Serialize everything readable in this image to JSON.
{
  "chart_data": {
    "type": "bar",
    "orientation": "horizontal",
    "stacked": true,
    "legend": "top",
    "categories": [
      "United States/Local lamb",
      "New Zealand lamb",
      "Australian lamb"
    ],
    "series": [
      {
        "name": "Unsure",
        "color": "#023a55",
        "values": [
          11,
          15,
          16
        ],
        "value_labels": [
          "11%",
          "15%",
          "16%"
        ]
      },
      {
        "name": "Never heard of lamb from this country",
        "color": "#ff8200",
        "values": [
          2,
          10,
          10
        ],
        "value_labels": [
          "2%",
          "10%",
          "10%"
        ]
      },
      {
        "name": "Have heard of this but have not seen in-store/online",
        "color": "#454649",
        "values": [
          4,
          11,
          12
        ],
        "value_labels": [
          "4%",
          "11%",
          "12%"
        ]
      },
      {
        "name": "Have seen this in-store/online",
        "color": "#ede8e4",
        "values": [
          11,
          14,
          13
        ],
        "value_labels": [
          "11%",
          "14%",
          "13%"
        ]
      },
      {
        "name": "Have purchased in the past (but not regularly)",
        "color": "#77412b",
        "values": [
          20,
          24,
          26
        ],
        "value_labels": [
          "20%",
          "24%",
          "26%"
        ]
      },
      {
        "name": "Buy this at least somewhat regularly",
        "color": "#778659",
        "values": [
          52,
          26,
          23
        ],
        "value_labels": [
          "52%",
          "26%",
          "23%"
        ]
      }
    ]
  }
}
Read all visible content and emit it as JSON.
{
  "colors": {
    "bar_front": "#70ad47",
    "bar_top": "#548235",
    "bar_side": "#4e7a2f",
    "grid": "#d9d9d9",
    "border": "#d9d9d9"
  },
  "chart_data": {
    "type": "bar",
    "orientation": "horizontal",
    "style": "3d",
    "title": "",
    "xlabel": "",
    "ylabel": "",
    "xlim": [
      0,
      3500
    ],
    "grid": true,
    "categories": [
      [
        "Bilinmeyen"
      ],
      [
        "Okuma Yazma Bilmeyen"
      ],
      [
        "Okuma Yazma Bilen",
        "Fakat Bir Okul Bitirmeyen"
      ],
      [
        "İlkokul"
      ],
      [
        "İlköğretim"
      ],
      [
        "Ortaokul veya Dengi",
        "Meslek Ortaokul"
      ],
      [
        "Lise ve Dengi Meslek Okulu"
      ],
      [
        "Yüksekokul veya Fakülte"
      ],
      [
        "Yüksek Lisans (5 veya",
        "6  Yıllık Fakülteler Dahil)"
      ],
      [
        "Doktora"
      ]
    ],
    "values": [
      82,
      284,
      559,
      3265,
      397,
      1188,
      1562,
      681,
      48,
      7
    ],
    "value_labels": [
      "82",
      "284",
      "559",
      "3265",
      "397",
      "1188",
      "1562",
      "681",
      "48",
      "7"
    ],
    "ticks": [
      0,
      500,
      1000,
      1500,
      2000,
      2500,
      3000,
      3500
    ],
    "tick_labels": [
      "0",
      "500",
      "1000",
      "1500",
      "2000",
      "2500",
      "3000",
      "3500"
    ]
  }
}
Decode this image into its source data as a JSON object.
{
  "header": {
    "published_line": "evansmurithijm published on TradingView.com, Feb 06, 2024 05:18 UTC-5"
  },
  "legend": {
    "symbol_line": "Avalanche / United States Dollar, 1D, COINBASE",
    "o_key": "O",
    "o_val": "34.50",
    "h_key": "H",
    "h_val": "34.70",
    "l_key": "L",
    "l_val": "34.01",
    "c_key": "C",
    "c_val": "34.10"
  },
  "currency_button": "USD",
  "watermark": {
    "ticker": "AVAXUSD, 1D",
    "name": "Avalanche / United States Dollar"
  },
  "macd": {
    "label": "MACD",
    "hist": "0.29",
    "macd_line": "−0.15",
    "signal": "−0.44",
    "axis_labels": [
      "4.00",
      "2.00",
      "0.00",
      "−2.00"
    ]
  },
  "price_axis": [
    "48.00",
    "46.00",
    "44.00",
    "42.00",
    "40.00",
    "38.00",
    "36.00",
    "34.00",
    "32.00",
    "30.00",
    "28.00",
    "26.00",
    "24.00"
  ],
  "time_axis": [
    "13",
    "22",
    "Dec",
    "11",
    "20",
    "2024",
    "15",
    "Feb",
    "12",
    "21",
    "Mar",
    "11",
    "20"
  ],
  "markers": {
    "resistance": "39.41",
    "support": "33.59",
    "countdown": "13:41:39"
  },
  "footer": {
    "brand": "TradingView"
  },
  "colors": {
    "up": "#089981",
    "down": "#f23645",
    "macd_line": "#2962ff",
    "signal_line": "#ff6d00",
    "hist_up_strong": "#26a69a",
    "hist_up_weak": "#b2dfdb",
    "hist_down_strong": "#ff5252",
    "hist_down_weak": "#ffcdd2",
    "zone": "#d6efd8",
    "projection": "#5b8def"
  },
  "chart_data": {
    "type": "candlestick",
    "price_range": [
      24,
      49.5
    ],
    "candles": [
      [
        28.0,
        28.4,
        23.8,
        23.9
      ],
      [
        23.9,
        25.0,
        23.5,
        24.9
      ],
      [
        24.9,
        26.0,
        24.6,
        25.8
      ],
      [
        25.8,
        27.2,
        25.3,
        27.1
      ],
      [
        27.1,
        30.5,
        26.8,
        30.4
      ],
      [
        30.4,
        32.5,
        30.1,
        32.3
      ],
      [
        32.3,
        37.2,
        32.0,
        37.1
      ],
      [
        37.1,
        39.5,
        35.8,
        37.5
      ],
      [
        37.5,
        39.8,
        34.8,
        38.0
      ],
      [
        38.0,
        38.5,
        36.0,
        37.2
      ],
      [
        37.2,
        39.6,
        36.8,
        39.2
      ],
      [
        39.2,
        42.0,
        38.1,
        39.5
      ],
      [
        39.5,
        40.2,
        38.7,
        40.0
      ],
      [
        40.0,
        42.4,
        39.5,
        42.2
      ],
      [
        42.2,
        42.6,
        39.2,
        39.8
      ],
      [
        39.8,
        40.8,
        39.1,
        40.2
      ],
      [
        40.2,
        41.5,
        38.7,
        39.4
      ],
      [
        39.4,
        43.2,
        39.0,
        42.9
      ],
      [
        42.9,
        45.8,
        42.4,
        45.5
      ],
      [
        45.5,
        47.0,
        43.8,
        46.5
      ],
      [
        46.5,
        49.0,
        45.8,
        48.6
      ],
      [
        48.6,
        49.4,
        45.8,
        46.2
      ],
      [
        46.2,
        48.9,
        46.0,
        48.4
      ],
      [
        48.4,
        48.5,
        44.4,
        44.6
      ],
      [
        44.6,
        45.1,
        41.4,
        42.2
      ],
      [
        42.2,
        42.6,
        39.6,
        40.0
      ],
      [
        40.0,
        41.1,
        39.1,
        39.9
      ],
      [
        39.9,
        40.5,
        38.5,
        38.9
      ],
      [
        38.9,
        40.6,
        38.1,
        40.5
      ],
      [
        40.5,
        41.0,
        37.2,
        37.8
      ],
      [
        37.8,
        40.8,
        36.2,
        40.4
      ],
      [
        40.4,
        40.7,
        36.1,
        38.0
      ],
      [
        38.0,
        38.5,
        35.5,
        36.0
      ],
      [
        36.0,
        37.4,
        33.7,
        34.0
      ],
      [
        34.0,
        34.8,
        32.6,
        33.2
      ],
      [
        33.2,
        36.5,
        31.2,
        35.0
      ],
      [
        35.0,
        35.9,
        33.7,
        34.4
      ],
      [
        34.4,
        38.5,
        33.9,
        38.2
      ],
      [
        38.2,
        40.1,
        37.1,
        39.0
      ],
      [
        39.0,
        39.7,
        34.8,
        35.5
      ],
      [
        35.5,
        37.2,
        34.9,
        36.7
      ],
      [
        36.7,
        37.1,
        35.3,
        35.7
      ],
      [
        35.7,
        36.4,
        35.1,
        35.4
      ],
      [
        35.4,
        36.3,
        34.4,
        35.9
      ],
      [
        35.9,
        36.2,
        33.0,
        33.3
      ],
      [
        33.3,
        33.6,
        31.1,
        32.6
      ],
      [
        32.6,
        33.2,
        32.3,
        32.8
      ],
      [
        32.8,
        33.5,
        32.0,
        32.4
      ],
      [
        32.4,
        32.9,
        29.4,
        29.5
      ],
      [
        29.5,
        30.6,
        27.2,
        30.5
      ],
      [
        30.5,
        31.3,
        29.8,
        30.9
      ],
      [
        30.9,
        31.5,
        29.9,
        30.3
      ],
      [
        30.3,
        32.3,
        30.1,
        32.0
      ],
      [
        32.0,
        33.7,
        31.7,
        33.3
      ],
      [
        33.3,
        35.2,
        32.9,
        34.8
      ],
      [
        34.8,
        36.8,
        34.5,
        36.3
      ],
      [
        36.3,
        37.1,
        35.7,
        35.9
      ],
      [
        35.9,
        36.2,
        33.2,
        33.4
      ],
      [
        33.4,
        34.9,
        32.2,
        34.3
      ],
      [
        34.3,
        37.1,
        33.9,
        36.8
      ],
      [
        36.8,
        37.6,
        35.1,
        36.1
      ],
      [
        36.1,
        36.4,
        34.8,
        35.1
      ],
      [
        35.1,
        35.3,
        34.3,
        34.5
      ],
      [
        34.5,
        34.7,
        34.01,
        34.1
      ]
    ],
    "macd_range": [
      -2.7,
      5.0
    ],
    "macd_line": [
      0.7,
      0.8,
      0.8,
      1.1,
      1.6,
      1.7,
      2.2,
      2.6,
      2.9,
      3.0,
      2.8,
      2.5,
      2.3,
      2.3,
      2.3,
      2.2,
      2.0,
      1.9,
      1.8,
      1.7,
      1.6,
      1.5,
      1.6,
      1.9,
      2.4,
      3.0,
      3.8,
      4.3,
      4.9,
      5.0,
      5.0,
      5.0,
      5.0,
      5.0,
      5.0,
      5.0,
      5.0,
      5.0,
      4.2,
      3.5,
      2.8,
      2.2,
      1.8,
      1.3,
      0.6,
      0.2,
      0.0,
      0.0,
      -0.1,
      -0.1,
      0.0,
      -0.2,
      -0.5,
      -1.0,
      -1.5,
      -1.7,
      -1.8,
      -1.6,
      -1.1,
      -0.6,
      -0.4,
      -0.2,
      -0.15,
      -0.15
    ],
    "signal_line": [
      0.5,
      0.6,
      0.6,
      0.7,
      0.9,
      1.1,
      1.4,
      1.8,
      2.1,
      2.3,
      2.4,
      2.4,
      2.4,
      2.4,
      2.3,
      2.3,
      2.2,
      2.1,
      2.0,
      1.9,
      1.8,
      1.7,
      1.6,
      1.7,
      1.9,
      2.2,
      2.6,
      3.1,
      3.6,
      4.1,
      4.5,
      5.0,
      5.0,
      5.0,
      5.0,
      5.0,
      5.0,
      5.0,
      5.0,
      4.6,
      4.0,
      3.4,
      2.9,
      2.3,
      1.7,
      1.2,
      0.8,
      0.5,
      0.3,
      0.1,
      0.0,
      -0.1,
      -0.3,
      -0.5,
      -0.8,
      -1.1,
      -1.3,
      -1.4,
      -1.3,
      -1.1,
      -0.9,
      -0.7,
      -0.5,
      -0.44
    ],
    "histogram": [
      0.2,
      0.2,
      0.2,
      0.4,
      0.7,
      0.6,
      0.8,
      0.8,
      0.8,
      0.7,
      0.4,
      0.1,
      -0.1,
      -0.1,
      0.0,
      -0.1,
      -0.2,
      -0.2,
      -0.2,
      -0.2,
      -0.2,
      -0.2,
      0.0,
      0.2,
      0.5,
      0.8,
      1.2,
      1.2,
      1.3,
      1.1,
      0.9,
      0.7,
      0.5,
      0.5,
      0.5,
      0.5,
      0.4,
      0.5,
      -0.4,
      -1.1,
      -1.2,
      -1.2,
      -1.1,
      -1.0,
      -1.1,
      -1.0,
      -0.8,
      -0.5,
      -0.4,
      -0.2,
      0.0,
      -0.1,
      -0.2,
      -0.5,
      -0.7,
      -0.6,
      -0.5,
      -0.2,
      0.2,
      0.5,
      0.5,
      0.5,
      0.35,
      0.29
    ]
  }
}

---

What to produce — Of the lines in the material, how many include "veya"? Respond with the number alone.

Response — 3